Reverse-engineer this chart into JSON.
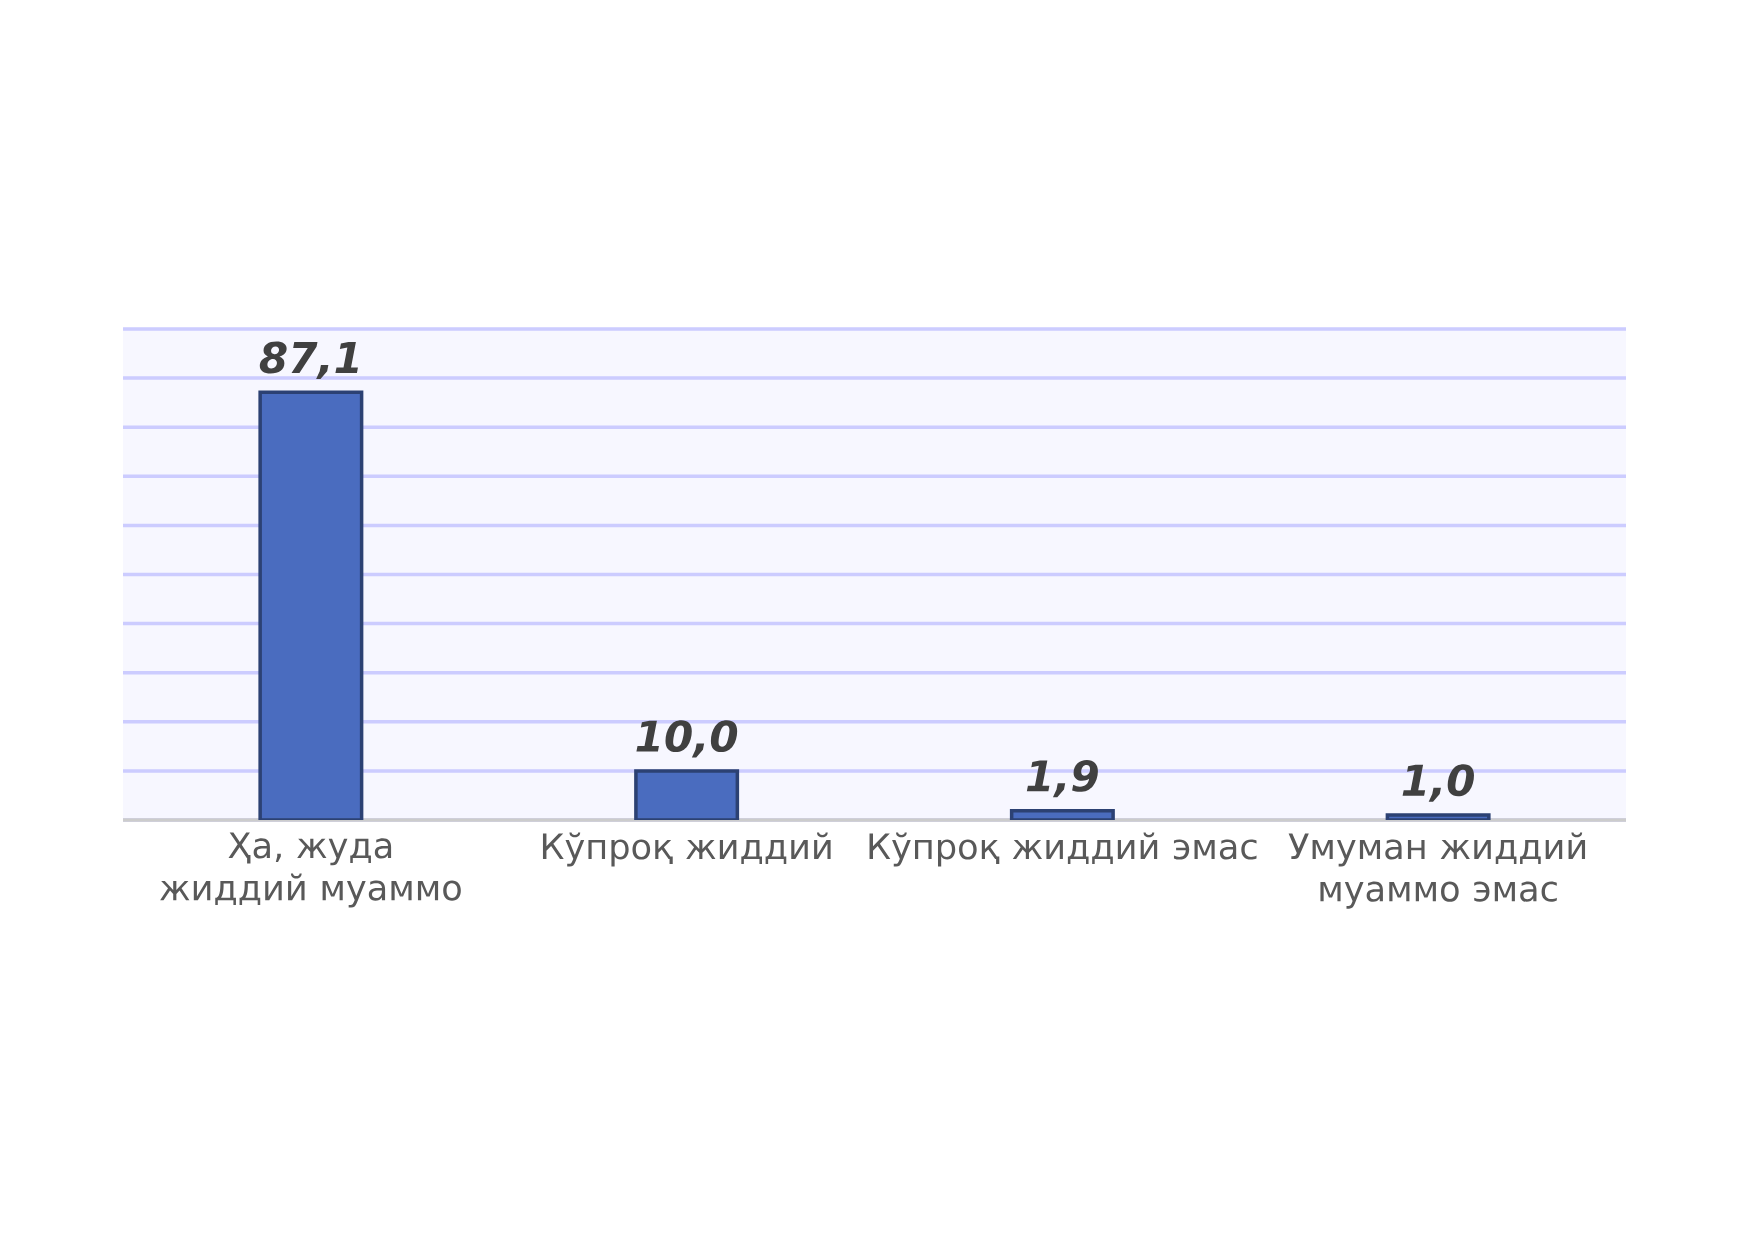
{
  "chart_data": {
    "type": "bar",
    "categories": [
      "Ҳа, жуда жиддий муаммо",
      "Кўпроқ жиддий",
      "Кўпроқ жиддий эмас",
      "Умуман жиддий муаммо эмас"
    ],
    "values": [
      87.1,
      10.0,
      1.9,
      1.0
    ],
    "value_labels": [
      "87,1",
      "10,0",
      "1,9",
      "1,0"
    ],
    "color": "#4a6cbf",
    "ylim": [
      0,
      100
    ],
    "yticks": [
      {
        "value": 0,
        "label": null
      },
      {
        "value": 10,
        "label": null
      },
      {
        "value": 20,
        "label": null
      },
      {
        "value": 30,
        "label": null
      },
      {
        "value": 40,
        "label": null
      },
      {
        "value": 50,
        "label": null
      },
      {
        "value": 60,
        "label": null
      },
      {
        "value": 70,
        "label": null
      },
      {
        "value": 80,
        "label": null
      },
      {
        "value": 90,
        "label": null
      },
      {
        "value": 100,
        "label": null
      }
    ],
    "grid": "y",
    "tick_labels": "x"
  }
}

##############################

Set down the lines of the records above exactly, apart from the pictures.

### SOLUTION TO THIS PROBLEM
Reverse-engineer this chart into JSON.
{
  "chart_data": {
    "type": "bar",
    "categories": [
      "Ҳа, жуда жиддий муаммо",
      "Кўпроқ жиддий",
      "Кўпроқ жиддий эмас",
      "Умуман жиддий муаммо эмас"
    ],
    "values": [
      87.1,
      10.0,
      1.9,
      1.0
    ],
    "value_labels": [
      "87,1",
      "10,0",
      "1,9",
      "1,0"
    ],
    "color": "#4a6cbf",
    "ylim": [
      0,
      100
    ],
    "yticks": [
      {
        "value": 0,
        "label": null
      },
      {
        "value": 10,
        "label": null
      },
      {
        "value": 20,
        "label": null
      },
      {
        "value": 30,
        "label": null
      },
      {
        "value": 40,
        "label": null
      },
      {
        "value": 50,
        "label": null
      },
      {
        "value": 60,
        "label": null
      },
      {
        "value": 70,
        "label": null
      },
      {
        "value": 80,
        "label": null
      },
      {
        "value": 90,
        "label": null
      },
      {
        "value": 100,
        "label": null
      }
    ],
    "grid": "y",
    "tick_labels": "x"
  }
}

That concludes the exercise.